#### [WHAT IS REQUIRED]
State how many lines include "xlabel", giving the number by itself.
-- begin --
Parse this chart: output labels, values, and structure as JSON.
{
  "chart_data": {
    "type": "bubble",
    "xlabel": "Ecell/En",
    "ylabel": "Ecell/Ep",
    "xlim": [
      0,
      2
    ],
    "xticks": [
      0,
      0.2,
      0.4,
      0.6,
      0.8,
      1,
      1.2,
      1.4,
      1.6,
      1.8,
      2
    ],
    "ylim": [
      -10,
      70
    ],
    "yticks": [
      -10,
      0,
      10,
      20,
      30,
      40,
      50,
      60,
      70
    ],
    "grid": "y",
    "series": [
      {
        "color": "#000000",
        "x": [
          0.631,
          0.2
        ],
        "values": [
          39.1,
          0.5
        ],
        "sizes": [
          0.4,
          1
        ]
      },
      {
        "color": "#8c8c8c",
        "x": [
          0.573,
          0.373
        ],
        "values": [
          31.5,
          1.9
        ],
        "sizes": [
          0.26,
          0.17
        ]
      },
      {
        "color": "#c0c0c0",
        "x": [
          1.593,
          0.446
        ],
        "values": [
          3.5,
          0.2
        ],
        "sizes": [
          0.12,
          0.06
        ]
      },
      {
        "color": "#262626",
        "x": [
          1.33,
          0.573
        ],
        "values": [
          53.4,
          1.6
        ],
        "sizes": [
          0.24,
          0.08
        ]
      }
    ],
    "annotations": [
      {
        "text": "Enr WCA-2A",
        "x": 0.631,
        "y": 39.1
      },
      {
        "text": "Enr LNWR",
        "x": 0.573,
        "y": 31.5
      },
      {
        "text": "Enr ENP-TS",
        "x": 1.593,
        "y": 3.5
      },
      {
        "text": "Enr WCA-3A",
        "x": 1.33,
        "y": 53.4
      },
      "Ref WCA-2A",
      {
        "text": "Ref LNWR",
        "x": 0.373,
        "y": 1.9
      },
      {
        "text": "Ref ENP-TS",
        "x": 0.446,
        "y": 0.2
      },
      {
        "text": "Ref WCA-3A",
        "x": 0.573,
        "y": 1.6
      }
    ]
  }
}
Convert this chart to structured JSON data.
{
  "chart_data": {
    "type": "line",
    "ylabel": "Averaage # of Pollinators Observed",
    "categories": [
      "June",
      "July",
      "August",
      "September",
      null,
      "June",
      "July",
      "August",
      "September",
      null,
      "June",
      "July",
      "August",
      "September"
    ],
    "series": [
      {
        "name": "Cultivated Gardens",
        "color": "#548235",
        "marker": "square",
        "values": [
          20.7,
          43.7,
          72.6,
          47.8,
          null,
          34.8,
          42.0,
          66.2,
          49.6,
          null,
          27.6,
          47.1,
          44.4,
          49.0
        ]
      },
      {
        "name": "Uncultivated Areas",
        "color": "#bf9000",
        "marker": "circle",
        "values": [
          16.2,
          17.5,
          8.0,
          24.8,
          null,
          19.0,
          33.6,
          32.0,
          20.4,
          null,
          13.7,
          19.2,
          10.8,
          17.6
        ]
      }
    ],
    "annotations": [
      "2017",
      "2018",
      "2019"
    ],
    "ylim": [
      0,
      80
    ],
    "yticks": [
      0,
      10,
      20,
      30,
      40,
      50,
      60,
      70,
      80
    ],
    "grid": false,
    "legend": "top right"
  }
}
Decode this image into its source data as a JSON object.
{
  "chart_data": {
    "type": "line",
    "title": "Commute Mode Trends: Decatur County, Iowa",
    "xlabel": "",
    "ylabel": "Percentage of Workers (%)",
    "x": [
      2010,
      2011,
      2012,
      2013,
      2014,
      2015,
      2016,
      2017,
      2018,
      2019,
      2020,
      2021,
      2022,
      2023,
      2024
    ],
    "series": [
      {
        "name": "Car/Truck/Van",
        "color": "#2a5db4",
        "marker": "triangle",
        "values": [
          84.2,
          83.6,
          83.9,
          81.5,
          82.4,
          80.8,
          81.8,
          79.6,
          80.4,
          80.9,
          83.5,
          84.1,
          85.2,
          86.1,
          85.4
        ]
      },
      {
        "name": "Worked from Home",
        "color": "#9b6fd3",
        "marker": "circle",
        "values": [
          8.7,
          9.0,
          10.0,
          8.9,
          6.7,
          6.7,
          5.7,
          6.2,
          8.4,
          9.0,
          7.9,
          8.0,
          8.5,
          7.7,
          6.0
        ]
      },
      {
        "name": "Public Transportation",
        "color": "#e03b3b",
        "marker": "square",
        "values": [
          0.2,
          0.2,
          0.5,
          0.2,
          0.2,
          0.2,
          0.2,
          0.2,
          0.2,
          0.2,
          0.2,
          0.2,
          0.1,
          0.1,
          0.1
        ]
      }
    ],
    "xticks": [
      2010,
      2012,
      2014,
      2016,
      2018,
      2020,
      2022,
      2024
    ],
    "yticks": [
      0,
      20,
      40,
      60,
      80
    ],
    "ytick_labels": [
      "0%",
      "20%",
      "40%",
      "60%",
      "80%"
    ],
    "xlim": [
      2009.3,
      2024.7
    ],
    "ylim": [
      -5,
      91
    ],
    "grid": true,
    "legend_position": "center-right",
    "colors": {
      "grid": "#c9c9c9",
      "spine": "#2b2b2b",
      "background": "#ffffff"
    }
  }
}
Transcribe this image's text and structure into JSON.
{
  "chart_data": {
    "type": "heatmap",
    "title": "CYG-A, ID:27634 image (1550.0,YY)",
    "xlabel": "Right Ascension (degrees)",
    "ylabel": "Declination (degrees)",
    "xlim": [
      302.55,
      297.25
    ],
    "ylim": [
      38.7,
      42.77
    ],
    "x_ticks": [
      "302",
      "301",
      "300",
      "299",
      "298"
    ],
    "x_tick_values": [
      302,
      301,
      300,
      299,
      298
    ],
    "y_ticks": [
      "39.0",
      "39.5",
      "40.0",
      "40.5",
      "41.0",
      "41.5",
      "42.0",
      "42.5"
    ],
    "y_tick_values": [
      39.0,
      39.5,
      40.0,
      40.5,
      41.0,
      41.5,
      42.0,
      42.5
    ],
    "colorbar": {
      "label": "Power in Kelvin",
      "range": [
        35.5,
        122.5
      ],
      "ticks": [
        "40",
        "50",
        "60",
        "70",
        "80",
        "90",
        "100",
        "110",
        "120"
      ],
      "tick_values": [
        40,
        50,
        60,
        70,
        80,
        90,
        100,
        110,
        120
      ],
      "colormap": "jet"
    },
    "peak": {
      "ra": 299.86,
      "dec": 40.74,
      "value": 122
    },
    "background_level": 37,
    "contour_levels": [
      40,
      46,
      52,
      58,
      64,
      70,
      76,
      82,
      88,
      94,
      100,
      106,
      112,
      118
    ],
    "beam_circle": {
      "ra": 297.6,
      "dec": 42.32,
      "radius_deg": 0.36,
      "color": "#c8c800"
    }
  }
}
-- end --
#### [ANSWER IN FULL]
3